#### Problem requirements
In full and without alteration, repeat the material.

#### Figure dataset records

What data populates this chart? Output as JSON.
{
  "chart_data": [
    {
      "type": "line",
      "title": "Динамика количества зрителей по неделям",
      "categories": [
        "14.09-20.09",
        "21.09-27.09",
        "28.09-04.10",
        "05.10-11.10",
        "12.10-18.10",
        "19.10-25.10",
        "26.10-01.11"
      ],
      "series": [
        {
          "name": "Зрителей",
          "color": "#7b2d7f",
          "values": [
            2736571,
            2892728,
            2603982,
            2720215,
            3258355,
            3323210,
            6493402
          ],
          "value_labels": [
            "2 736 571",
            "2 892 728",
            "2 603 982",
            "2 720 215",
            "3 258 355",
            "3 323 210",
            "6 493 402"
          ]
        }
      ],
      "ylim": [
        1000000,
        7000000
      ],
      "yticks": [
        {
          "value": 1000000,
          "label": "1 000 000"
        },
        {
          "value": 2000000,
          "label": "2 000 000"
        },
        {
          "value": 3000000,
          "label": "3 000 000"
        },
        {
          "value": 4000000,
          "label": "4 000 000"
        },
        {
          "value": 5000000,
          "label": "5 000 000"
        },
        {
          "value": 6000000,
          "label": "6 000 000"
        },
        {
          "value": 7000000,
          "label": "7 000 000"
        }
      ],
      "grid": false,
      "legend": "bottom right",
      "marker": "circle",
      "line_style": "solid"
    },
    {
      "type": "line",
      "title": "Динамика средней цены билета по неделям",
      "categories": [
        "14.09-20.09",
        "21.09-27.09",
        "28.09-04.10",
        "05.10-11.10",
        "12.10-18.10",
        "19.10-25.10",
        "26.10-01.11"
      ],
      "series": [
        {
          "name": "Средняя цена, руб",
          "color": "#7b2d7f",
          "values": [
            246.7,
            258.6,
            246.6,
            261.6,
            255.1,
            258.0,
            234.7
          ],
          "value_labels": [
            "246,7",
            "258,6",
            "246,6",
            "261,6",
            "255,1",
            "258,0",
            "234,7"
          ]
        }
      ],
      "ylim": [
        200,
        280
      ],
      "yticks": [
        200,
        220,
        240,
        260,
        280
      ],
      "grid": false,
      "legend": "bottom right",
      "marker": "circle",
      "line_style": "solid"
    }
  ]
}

#### Finished answer
What data populates this chart? Output as JSON.
{
  "chart_data": [
    {
      "type": "line",
      "title": "Динамика количества зрителей по неделям",
      "categories": [
        "14.09-20.09",
        "21.09-27.09",
        "28.09-04.10",
        "05.10-11.10",
        "12.10-18.10",
        "19.10-25.10",
        "26.10-01.11"
      ],
      "series": [
        {
          "name": "Зрителей",
          "color": "#7b2d7f",
          "values": [
            2736571,
            2892728,
            2603982,
            2720215,
            3258355,
            3323210,
            6493402
          ],
          "value_labels": [
            "2 736 571",
            "2 892 728",
            "2 603 982",
            "2 720 215",
            "3 258 355",
            "3 323 210",
            "6 493 402"
          ]
        }
      ],
      "ylim": [
        1000000,
        7000000
      ],
      "yticks": [
        {
          "value": 1000000,
          "label": "1 000 000"
        },
        {
          "value": 2000000,
          "label": "2 000 000"
        },
        {
          "value": 3000000,
          "label": "3 000 000"
        },
        {
          "value": 4000000,
          "label": "4 000 000"
        },
        {
          "value": 5000000,
          "label": "5 000 000"
        },
        {
          "value": 6000000,
          "label": "6 000 000"
        },
        {
          "value": 7000000,
          "label": "7 000 000"
        }
      ],
      "grid": false,
      "legend": "bottom right",
      "marker": "circle",
      "line_style": "solid"
    },
    {
      "type": "line",
      "title": "Динамика средней цены билета по неделям",
      "categories": [
        "14.09-20.09",
        "21.09-27.09",
        "28.09-04.10",
        "05.10-11.10",
        "12.10-18.10",
        "19.10-25.10",
        "26.10-01.11"
      ],
      "series": [
        {
          "name": "Средняя цена, руб",
          "color": "#7b2d7f",
          "values": [
            246.7,
            258.6,
            246.6,
            261.6,
            255.1,
            258.0,
            234.7
          ],
          "value_labels": [
            "246,7",
            "258,6",
            "246,6",
            "261,6",
            "255,1",
            "258,0",
            "234,7"
          ]
        }
      ],
      "ylim": [
        200,
        280
      ],
      "yticks": [
        200,
        220,
        240,
        260,
        280
      ],
      "grid": false,
      "legend": "bottom right",
      "marker": "circle",
      "line_style": "solid"
    }
  ]
}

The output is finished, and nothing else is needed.